* **WRITTEN PROBLEM**: Quote the records in full and leave their pictures out.

* **RECORDS SHOWN**:
◇ ◇ ◇ ◇

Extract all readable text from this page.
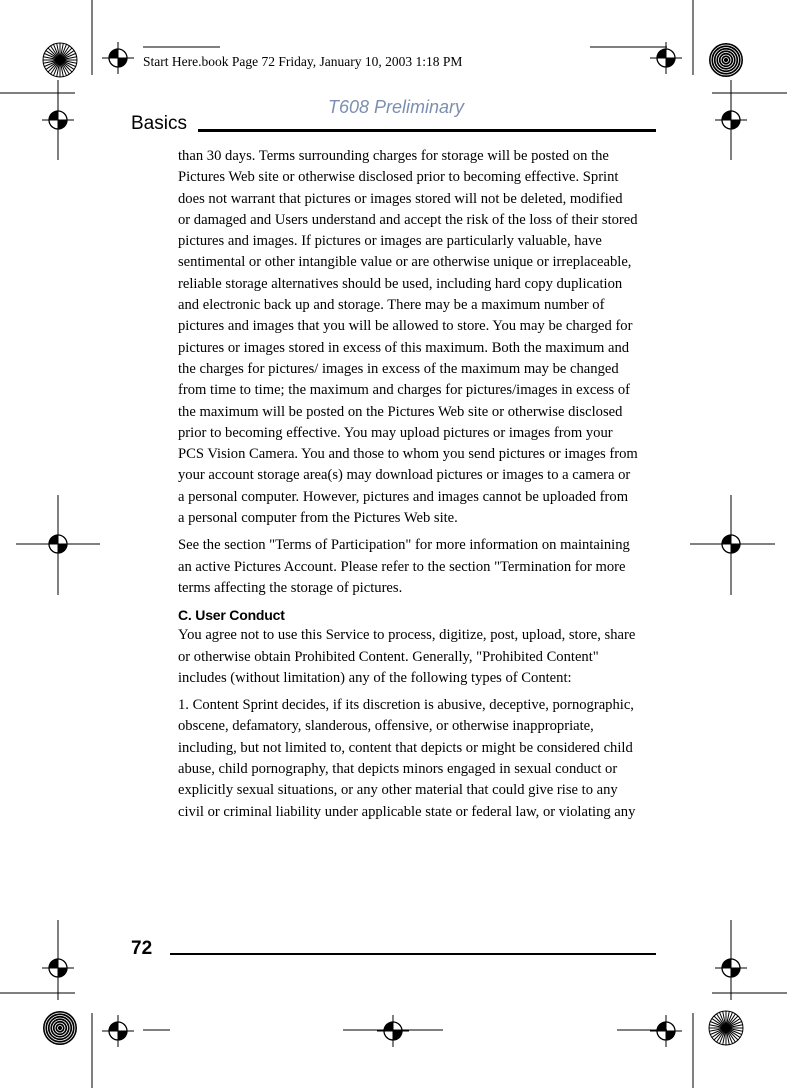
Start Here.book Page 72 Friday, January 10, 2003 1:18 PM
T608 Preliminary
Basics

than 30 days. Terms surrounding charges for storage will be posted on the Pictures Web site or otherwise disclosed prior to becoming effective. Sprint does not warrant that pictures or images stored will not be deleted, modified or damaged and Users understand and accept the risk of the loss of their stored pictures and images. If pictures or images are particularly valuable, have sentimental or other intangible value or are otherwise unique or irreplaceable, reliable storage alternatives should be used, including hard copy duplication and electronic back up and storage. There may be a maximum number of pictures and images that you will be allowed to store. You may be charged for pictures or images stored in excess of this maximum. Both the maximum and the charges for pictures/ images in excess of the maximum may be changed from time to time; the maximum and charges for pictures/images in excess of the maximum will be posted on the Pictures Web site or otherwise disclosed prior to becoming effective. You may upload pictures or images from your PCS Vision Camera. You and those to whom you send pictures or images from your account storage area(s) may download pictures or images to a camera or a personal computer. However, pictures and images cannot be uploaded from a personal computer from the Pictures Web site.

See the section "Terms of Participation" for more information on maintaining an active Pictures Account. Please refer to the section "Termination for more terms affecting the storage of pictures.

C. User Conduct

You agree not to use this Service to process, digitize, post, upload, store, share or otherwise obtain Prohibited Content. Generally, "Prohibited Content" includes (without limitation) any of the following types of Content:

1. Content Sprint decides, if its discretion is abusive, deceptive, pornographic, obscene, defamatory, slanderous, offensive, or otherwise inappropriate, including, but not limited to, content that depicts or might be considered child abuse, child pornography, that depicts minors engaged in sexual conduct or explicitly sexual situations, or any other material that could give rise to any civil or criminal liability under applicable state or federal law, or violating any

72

◇ ◇ ◇ ◇

* **RESULT**:
Extract all readable text from this page.
Start Here.book Page 72 Friday, January 10, 2003 1:18 PM
T608 Preliminary
Basics

than 30 days. Terms surrounding charges for storage will be posted on the Pictures Web site or otherwise disclosed prior to becoming effective. Sprint does not warrant that pictures or images stored will not be deleted, modified or damaged and Users understand and accept the risk of the loss of their stored pictures and images. If pictures or images are particularly valuable, have sentimental or other intangible value or are otherwise unique or irreplaceable, reliable storage alternatives should be used, including hard copy duplication and electronic back up and storage. There may be a maximum number of pictures and images that you will be allowed to store. You may be charged for pictures or images stored in excess of this maximum. Both the maximum and the charges for pictures/ images in excess of the maximum may be changed from time to time; the maximum and charges for pictures/images in excess of the maximum will be posted on the Pictures Web site or otherwise disclosed prior to becoming effective. You may upload pictures or images from your PCS Vision Camera. You and those to whom you send pictures or images from your account storage area(s) may download pictures or images to a camera or a personal computer. However, pictures and images cannot be uploaded from a personal computer from the Pictures Web site.

See the section "Terms of Participation" for more information on maintaining an active Pictures Account. Please refer to the section "Termination for more terms affecting the storage of pictures.

C. User Conduct

You agree not to use this Service to process, digitize, post, upload, store, share or otherwise obtain Prohibited Content. Generally, "Prohibited Content" includes (without limitation) any of the following types of Content:

1. Content Sprint decides, if its discretion is abusive, deceptive, pornographic, obscene, defamatory, slanderous, offensive, or otherwise inappropriate, including, but not limited to, content that depicts or might be considered child abuse, child pornography, that depicts minors engaged in sexual conduct or explicitly sexual situations, or any other material that could give rise to any civil or criminal liability under applicable state or federal law, or violating any

72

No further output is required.